Copy the data that follows exactly. Include no pictures.

** Start SUPPLIED INFORMATION **

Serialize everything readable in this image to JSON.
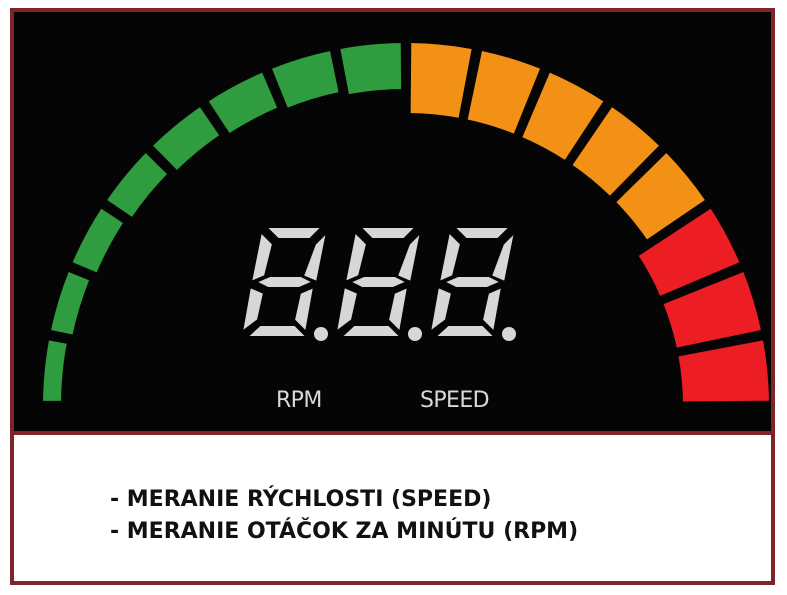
{
  "display": {
    "digits": "8.8.8.",
    "labels": {
      "rpm": "RPM",
      "speed": "SPEED"
    }
  },
  "caption": {
    "line1": "- MERANIE RÝCHLOSTI (SPEED)",
    "line2": "- MERANIE OTÁČOK ZA MINÚTU (RPM)"
  },
  "gauge": {
    "segments": [
      {
        "color": "#2f9c3f"
      },
      {
        "color": "#2f9c3f"
      },
      {
        "color": "#2f9c3f"
      },
      {
        "color": "#2f9c3f"
      },
      {
        "color": "#2f9c3f"
      },
      {
        "color": "#2f9c3f"
      },
      {
        "color": "#2f9c3f"
      },
      {
        "color": "#2f9c3f"
      },
      {
        "color": "#f39116"
      },
      {
        "color": "#f39116"
      },
      {
        "color": "#f39116"
      },
      {
        "color": "#f39116"
      },
      {
        "color": "#f39116"
      },
      {
        "color": "#ec1e24"
      },
      {
        "color": "#ec1e24"
      },
      {
        "color": "#ec1e24"
      }
    ]
  },
  "theme": {
    "frame": "#7d252a",
    "panel": "#050505",
    "digit": "#d7d7d7",
    "label": "#d8d8d8",
    "text": "#111111"
  }
}
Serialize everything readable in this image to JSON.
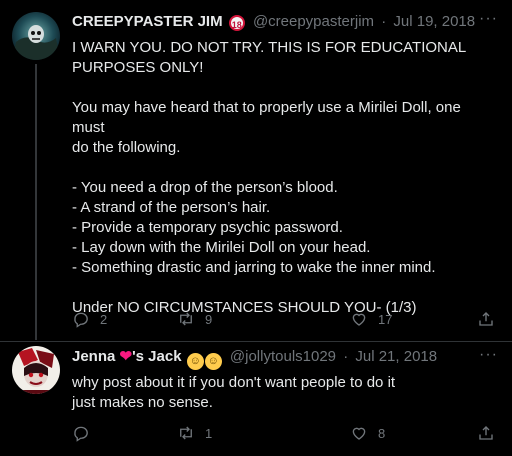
{
  "tweets": [
    {
      "display_name": "CREEPYPASTER JIM",
      "badge": "18",
      "handle": "@creepypasterjim",
      "separator": "·",
      "date": "Jul 19, 2018",
      "more": "···",
      "text": "I WARN YOU. DO NOT TRY. THIS IS FOR EDUCATIONAL\nPURPOSES ONLY!\n\nYou may have heard that to properly use a Mirilei Doll, one must\ndo the following.\n\n- You need a drop of the person’s blood.\n- A strand of the person’s hair.\n- Provide a temporary psychic password.\n- Lay down with the Mirilei Doll on your head.\n- Something drastic and jarring to wake the inner mind.\n\nUnder NO CIRCUMSTANCES SHOULD YOU- (1/3)",
      "replies": "2",
      "retweets": "9",
      "likes": "17"
    },
    {
      "display_name_part1": "Jenna ",
      "display_name_heart": "❤",
      "display_name_part2": "'s Jack ",
      "emoji1": "☺",
      "emoji2": "☺",
      "handle": "@jollytouls1029",
      "separator": "·",
      "date": "Jul 21, 2018",
      "more": "···",
      "text": "why post about it if you don't want people to do it\njust makes no sense.",
      "replies": "",
      "retweets": "1",
      "likes": "8"
    }
  ],
  "colors": {
    "background": "#000000",
    "text": "#e7e9ea",
    "muted": "#71767b",
    "divider": "#2f3336"
  }
}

** End SUPPLIED INFORMATION **

FINAL RESULT:
Serialize everything readable in this image to JSON.
{
  "display": {
    "digits": "8.8.8.",
    "labels": {
      "rpm": "RPM",
      "speed": "SPEED"
    }
  },
  "caption": {
    "line1": "- MERANIE RÝCHLOSTI (SPEED)",
    "line2": "- MERANIE OTÁČOK ZA MINÚTU (RPM)"
  },
  "gauge": {
    "segments": [
      {
        "color": "#2f9c3f"
      },
      {
        "color": "#2f9c3f"
      },
      {
        "color": "#2f9c3f"
      },
      {
        "color": "#2f9c3f"
      },
      {
        "color": "#2f9c3f"
      },
      {
        "color": "#2f9c3f"
      },
      {
        "color": "#2f9c3f"
      },
      {
        "color": "#2f9c3f"
      },
      {
        "color": "#f39116"
      },
      {
        "color": "#f39116"
      },
      {
        "color": "#f39116"
      },
      {
        "color": "#f39116"
      },
      {
        "color": "#f39116"
      },
      {
        "color": "#ec1e24"
      },
      {
        "color": "#ec1e24"
      },
      {
        "color": "#ec1e24"
      }
    ]
  },
  "theme": {
    "frame": "#7d252a",
    "panel": "#050505",
    "digit": "#d7d7d7",
    "label": "#d8d8d8",
    "text": "#111111"
  }
}
Serialize everything readable in this image to JSON.
{
  "tweets": [
    {
      "display_name": "CREEPYPASTER JIM",
      "badge": "18",
      "handle": "@creepypasterjim",
      "separator": "·",
      "date": "Jul 19, 2018",
      "more": "···",
      "text": "I WARN YOU. DO NOT TRY. THIS IS FOR EDUCATIONAL\nPURPOSES ONLY!\n\nYou may have heard that to properly use a Mirilei Doll, one must\ndo the following.\n\n- You need a drop of the person’s blood.\n- A strand of the person’s hair.\n- Provide a temporary psychic password.\n- Lay down with the Mirilei Doll on your head.\n- Something drastic and jarring to wake the inner mind.\n\nUnder NO CIRCUMSTANCES SHOULD YOU- (1/3)",
      "replies": "2",
      "retweets": "9",
      "likes": "17"
    },
    {
      "display_name_part1": "Jenna ",
      "display_name_heart": "❤",
      "display_name_part2": "'s Jack ",
      "emoji1": "☺",
      "emoji2": "☺",
      "handle": "@jollytouls1029",
      "separator": "·",
      "date": "Jul 21, 2018",
      "more": "···",
      "text": "why post about it if you don't want people to do it\njust makes no sense.",
      "replies": "",
      "retweets": "1",
      "likes": "8"
    }
  ],
  "colors": {
    "background": "#000000",
    "text": "#e7e9ea",
    "muted": "#71767b",
    "divider": "#2f3336"
  }
}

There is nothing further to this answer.